■ **REQUIREMENT**
Below are some entries. Output each one exactly as it appears.
begin RECORDS SHOWN
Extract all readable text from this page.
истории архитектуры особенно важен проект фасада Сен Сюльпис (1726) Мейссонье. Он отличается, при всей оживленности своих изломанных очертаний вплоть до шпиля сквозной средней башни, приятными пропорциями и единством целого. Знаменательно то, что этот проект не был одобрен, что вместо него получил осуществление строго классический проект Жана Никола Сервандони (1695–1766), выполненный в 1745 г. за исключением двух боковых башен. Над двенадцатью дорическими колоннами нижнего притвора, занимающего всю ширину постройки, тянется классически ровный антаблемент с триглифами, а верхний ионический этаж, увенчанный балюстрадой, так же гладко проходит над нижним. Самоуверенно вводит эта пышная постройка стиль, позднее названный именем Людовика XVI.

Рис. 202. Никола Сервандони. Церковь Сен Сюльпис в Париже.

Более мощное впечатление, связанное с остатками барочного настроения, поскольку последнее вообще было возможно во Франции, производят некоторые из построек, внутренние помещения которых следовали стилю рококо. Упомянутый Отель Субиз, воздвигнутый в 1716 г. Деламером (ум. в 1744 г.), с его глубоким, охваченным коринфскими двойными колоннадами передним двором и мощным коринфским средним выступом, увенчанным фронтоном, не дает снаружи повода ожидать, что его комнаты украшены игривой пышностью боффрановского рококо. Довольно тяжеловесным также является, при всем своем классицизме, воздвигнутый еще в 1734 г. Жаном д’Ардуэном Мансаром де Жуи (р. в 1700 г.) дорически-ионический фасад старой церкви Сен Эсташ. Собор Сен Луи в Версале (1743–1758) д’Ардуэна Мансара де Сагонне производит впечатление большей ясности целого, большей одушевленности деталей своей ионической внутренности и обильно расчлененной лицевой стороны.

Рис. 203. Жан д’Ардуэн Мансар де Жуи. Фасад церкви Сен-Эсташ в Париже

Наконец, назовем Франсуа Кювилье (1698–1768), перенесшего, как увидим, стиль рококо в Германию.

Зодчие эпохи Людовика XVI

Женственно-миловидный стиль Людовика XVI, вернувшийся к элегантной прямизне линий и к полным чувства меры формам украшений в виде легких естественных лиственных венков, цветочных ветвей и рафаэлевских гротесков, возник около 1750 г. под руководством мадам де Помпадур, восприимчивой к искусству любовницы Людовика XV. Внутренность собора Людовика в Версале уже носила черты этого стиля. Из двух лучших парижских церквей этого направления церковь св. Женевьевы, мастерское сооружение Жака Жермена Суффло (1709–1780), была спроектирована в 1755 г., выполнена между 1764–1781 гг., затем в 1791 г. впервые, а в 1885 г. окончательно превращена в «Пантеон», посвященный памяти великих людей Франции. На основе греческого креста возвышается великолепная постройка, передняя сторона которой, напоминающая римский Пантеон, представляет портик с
end RECORDS SHOWN
■ **SOLVED PROBLEM**
Extract all readable text from this page.
истории архитектуры особенно важен проект фасада Сен Сюльпис (1726) Мейссонье. Он отличается, при всей оживленности своих изломанных очертаний вплоть до шпиля сквозной средней башни, приятными пропорциями и единством целого. Знаменательно то, что этот проект не был одобрен, что вместо него получил осуществление строго классический проект Жана Никола Сервандони (1695–1766), выполненный в 1745 г. за исключением двух боковых башен. Над двенадцатью дорическими колоннами нижнего притвора, занимающего всю ширину постройки, тянется классически ровный антаблемент с триглифами, а верхний ионический этаж, увенчанный балюстрадой, так же гладко проходит над нижним. Самоуверенно вводит эта пышная постройка стиль, позднее названный именем Людовика XVI.

Рис. 202. Никола Сервандони. Церковь Сен Сюльпис в Париже.

Более мощное впечатление, связанное с остатками барочного настроения, поскольку последнее вообще было возможно во Франции, производят некоторые из построек, внутренние помещения которых следовали стилю рококо. Упомянутый Отель Субиз, воздвигнутый в 1716 г. Деламером (ум. в 1744 г.), с его глубоким, охваченным коринфскими двойными колоннадами передним двором и мощным коринфским средним выступом, увенчанным фронтоном, не дает снаружи повода ожидать, что его комнаты украшены игривой пышностью боффрановского рококо. Довольно тяжеловесным также является, при всем своем классицизме, воздвигнутый еще в 1734 г. Жаном д’Ардуэном Мансаром де Жуи (р. в 1700 г.) дорически-ионический фасад старой церкви Сен Эсташ. Собор Сен Луи в Версале (1743–1758) д’Ардуэна Мансара де Сагонне производит впечатление большей ясности целого, большей одушевленности деталей своей ионической внутренности и обильно расчлененной лицевой стороны.

Рис. 203. Жан д’Ардуэн Мансар де Жуи. Фасад церкви Сен-Эсташ в Париже

Наконец, назовем Франсуа Кювилье (1698–1768), перенесшего, как увидим, стиль рококо в Германию.

Зодчие эпохи Людовика XVI

Женственно-миловидный стиль Людовика XVI, вернувшийся к элегантной прямизне линий и к полным чувства меры формам украшений в виде легких естественных лиственных венков, цветочных ветвей и рафаэлевских гротесков, возник около 1750 г. под руководством мадам де Помпадур, восприимчивой к искусству любовницы Людовика XV. Внутренность собора Людовика в Версале уже носила черты этого стиля. Из двух лучших парижских церквей этого направления церковь св. Женевьевы, мастерское сооружение Жака Жермена Суффло (1709–1780), была спроектирована в 1755 г., выполнена между 1764–1781 гг., затем в 1791 г. впервые, а в 1885 г. окончательно превращена в «Пантеон», посвященный памяти великих людей Франции. На основе греческого креста возвышается великолепная постройка, передняя сторона которой, напоминающая римский Пантеон, представляет портик с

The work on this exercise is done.